## start GIVEN RECORDS

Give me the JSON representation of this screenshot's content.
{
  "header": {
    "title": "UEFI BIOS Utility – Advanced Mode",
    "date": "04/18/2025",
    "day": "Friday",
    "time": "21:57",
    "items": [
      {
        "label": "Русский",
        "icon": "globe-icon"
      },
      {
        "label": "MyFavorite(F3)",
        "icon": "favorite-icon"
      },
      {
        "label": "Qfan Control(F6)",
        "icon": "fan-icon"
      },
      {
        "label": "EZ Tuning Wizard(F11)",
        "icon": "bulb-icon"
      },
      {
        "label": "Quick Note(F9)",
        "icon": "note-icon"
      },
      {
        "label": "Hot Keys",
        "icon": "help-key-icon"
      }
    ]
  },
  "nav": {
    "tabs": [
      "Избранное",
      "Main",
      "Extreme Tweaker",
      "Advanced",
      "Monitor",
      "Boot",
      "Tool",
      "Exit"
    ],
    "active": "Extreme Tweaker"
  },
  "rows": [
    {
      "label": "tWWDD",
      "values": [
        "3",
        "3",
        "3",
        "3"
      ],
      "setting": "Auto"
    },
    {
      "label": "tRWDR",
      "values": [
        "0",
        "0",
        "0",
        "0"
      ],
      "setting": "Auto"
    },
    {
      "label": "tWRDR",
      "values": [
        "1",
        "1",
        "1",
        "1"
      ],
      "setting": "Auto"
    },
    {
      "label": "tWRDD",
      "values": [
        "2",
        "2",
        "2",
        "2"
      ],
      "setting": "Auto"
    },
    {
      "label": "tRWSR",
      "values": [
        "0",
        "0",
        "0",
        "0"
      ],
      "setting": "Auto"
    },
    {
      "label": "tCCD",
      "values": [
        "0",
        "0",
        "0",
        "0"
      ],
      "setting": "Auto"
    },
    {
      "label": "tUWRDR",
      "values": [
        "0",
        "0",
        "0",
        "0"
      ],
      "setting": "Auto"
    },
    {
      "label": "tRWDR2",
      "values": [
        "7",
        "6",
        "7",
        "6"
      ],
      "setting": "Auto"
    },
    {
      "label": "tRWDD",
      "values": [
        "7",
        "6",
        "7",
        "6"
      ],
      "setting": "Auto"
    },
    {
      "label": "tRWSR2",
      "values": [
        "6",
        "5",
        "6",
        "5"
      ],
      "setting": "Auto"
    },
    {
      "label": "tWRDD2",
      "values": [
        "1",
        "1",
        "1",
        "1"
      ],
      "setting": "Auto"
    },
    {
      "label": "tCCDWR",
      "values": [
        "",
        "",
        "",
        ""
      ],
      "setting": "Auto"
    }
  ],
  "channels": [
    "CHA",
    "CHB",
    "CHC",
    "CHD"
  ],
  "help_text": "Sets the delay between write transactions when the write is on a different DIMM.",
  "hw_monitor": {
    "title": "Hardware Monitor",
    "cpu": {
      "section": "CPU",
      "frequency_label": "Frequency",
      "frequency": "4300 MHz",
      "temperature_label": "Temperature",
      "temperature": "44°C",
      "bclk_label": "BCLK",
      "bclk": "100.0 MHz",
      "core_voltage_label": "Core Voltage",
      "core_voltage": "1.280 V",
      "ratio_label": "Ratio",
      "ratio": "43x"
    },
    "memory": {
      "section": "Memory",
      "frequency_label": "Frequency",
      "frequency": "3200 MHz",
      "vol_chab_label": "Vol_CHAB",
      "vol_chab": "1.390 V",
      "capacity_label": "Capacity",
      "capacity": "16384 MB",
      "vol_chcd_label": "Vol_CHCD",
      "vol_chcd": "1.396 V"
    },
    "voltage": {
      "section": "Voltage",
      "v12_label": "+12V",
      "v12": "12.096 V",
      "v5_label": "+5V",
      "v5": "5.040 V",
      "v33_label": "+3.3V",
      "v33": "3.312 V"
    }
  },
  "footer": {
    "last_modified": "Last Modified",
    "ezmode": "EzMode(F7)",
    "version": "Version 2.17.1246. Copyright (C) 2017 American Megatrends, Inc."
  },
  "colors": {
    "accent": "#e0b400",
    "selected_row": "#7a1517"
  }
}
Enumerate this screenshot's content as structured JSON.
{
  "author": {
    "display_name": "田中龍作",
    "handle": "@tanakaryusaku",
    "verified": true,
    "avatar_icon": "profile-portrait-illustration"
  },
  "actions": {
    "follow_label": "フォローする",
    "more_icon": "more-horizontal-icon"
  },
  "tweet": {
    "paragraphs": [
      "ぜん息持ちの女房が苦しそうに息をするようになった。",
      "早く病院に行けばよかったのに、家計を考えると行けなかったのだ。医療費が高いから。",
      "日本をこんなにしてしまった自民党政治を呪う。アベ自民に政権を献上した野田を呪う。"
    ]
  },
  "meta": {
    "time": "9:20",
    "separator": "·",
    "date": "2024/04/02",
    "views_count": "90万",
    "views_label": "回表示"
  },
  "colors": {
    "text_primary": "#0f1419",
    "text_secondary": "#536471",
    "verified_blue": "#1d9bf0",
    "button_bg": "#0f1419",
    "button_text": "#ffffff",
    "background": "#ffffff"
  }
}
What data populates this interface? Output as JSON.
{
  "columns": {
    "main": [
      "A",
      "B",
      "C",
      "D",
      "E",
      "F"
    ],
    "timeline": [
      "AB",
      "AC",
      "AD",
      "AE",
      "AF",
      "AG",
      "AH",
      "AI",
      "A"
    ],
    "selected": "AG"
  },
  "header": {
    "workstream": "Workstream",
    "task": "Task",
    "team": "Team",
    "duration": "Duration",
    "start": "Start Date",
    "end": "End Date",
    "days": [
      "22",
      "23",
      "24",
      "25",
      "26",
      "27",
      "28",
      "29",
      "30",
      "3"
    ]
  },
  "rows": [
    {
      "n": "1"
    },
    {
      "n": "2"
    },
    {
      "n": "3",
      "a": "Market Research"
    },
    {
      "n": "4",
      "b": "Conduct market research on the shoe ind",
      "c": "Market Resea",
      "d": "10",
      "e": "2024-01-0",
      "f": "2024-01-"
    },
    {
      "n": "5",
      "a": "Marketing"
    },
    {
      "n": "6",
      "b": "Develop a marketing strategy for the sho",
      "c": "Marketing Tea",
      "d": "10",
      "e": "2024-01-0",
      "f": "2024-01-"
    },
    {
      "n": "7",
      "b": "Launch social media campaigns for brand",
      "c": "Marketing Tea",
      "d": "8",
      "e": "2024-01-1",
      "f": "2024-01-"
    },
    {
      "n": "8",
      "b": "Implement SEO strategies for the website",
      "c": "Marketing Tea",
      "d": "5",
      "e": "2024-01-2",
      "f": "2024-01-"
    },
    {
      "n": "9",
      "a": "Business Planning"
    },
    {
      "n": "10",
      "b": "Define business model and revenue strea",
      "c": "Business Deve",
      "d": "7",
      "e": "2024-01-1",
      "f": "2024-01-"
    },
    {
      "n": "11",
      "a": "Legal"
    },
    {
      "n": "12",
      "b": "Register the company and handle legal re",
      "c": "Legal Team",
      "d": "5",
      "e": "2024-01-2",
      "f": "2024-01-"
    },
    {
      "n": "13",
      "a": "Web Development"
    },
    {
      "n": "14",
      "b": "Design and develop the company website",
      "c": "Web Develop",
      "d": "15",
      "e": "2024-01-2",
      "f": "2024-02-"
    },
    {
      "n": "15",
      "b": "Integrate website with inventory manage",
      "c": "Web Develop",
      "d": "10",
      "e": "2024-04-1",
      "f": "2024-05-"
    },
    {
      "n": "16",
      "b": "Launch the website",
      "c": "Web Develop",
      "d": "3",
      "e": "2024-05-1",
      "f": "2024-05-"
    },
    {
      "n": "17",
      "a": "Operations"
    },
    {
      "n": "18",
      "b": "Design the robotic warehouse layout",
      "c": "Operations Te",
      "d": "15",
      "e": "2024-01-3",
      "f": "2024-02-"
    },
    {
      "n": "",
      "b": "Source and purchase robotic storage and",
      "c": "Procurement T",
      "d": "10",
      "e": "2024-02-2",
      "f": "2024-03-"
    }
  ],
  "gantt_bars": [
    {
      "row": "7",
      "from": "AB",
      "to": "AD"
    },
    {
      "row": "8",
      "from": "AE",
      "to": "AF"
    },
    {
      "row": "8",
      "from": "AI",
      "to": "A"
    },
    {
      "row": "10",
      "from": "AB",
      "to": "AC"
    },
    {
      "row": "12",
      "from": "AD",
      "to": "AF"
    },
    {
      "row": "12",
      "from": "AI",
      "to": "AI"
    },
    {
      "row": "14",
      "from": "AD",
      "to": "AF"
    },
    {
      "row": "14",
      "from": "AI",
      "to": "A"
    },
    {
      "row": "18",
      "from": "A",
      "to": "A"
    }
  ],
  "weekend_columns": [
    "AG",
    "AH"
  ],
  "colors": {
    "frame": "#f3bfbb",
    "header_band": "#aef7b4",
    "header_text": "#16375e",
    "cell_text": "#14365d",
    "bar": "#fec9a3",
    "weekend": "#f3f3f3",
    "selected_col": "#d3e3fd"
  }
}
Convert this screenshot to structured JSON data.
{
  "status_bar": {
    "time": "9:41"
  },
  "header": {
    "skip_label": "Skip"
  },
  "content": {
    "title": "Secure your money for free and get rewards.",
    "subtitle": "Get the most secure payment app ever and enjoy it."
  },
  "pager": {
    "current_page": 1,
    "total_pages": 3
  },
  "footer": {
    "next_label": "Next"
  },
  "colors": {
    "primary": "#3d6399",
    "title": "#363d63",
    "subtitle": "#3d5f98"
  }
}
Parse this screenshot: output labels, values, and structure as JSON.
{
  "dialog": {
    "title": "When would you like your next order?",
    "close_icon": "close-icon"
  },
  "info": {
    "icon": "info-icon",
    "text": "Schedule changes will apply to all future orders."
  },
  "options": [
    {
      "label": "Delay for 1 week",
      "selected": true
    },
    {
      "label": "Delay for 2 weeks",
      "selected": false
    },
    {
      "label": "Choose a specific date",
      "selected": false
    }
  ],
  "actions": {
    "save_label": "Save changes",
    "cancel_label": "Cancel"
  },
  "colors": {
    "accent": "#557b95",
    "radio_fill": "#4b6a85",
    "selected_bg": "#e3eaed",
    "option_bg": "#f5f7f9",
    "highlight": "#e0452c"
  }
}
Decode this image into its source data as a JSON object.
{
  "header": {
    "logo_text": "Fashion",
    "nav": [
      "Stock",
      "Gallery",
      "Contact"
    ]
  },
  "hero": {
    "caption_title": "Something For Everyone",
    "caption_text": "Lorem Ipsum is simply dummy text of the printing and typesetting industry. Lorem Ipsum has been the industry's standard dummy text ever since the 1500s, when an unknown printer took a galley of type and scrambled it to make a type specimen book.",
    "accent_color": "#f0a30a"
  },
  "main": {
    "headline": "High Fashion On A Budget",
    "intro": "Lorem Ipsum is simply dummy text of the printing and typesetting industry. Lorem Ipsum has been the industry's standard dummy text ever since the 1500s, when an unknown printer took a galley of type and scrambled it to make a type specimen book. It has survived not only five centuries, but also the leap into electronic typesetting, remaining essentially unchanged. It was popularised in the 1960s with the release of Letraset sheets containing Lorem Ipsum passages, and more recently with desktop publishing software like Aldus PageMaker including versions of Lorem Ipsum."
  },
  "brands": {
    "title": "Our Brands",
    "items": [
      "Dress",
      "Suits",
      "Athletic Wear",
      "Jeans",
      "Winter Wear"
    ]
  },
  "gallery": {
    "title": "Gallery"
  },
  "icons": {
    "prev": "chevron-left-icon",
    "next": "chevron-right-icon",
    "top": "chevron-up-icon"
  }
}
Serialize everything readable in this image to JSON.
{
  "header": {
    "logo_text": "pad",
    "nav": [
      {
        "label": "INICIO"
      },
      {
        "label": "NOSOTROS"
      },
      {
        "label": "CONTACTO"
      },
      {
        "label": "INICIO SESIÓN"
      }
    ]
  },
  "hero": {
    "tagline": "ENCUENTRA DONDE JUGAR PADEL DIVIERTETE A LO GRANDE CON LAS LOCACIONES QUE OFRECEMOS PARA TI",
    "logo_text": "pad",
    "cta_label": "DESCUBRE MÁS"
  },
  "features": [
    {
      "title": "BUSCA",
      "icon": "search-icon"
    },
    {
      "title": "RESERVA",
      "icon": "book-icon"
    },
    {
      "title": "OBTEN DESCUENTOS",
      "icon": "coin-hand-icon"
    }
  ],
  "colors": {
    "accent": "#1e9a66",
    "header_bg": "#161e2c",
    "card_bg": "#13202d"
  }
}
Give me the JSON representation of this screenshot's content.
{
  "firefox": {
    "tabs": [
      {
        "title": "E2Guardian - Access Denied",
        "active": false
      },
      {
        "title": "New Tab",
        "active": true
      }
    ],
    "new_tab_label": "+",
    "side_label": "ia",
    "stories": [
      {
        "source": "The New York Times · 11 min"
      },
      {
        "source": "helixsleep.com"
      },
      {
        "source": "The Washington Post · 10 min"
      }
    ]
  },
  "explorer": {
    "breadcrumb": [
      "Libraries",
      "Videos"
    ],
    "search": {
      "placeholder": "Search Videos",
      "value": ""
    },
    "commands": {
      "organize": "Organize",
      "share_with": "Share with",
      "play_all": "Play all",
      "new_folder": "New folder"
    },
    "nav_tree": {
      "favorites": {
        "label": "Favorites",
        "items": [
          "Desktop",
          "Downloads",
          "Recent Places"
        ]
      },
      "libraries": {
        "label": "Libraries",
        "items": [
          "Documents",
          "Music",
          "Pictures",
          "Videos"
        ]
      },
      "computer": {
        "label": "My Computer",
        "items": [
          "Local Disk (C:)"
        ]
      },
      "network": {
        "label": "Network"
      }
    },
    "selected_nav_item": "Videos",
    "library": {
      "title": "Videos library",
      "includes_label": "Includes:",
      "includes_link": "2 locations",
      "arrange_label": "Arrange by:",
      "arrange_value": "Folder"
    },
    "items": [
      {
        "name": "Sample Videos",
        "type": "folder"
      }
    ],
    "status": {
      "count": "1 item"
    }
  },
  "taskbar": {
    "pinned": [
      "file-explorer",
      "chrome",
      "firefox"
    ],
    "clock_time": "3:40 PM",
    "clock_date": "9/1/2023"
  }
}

## end GIVEN RECORDS

Pick out all lines from the data above in which the word "ffffff" appears.

    "button_text": "#ffffff",
    "background": "#ffffff"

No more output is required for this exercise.